Task to complete. Pull out each line of the listing that contains the string "Hizmet". Treat uppercase and lowercase as different.

Provided material.

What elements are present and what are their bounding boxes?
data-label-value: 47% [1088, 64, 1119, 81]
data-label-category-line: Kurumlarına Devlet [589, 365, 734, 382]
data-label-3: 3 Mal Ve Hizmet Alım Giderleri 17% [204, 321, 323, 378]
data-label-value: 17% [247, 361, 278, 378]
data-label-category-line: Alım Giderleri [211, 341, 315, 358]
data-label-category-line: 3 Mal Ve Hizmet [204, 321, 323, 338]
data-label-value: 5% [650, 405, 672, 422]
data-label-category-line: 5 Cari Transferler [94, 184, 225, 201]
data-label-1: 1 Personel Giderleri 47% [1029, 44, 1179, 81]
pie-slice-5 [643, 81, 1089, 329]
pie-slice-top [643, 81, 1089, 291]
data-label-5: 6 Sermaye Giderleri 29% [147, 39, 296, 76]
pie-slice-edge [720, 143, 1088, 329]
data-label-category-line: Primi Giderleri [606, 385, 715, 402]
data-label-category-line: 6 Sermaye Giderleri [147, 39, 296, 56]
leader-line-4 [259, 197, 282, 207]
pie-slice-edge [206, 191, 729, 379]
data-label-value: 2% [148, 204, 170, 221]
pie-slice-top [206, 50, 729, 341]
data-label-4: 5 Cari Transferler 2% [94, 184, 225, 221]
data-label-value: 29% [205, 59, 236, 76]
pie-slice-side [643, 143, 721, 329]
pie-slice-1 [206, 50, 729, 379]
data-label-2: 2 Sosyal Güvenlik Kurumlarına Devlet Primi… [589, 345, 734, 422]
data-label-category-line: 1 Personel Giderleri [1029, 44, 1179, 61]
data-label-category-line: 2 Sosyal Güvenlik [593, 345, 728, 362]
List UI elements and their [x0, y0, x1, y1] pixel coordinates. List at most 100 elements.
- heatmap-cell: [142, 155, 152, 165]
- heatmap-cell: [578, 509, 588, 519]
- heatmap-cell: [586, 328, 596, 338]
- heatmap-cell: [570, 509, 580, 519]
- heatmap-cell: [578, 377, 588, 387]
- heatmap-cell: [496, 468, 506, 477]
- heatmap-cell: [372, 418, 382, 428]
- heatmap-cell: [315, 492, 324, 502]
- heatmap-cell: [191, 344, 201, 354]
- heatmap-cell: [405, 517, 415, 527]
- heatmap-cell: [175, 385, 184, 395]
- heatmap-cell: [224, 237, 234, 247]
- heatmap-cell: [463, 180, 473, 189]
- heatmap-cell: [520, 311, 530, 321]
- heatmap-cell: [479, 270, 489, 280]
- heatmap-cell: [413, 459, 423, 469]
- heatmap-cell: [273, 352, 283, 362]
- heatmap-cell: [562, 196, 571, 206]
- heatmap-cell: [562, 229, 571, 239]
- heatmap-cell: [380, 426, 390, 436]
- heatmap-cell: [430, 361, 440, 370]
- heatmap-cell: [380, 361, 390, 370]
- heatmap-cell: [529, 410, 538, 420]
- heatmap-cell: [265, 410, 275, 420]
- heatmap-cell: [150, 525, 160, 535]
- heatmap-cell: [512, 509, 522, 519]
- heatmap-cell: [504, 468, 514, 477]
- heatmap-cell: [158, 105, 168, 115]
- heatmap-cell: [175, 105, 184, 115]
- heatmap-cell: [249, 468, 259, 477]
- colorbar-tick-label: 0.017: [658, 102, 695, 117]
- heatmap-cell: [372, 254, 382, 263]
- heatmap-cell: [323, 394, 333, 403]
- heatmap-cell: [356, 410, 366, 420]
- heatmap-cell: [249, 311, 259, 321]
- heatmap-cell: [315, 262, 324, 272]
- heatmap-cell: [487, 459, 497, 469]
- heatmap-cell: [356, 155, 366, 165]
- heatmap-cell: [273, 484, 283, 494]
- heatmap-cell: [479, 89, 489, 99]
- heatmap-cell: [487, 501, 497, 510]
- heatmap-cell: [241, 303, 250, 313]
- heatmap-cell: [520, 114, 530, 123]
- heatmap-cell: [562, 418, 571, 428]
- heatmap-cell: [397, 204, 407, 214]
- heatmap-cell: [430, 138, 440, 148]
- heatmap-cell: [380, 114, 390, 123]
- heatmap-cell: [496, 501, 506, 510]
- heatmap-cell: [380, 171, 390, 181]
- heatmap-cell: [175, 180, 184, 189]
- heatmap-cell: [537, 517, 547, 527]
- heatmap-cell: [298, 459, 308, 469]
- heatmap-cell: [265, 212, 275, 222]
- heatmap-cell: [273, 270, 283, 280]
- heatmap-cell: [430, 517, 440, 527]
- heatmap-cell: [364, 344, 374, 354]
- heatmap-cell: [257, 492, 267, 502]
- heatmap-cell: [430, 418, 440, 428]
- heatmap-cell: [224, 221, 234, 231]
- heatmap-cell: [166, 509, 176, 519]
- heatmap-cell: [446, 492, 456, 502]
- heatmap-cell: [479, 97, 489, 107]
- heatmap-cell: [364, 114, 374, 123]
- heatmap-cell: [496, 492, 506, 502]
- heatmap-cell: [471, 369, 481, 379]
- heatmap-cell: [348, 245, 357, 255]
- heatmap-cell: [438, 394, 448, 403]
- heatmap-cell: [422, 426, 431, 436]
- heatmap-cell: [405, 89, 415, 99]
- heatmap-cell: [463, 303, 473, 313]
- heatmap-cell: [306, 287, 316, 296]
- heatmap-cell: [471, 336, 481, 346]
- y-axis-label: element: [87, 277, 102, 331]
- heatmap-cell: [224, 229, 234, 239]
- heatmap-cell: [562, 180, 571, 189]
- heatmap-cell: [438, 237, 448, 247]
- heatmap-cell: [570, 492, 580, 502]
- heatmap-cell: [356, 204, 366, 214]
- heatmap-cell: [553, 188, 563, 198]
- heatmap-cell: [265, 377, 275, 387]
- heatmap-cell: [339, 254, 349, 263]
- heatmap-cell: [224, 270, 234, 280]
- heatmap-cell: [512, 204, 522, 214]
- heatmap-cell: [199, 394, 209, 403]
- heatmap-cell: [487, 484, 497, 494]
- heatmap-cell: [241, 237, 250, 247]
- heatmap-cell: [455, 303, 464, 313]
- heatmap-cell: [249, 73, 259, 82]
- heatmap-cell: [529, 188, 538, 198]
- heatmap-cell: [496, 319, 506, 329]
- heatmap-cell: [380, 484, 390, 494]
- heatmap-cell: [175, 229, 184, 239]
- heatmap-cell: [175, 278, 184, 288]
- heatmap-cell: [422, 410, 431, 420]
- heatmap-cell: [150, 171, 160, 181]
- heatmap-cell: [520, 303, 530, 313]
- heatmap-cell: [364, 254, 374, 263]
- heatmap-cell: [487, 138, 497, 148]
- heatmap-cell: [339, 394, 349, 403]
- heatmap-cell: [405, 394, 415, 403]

Written response.
data-label-3: 3 Mal Ve Hizmet Alım Giderleri 17% [204, 321, 323, 378]
data-label-category-line: 3 Mal Ve Hizmet [204, 321, 323, 338]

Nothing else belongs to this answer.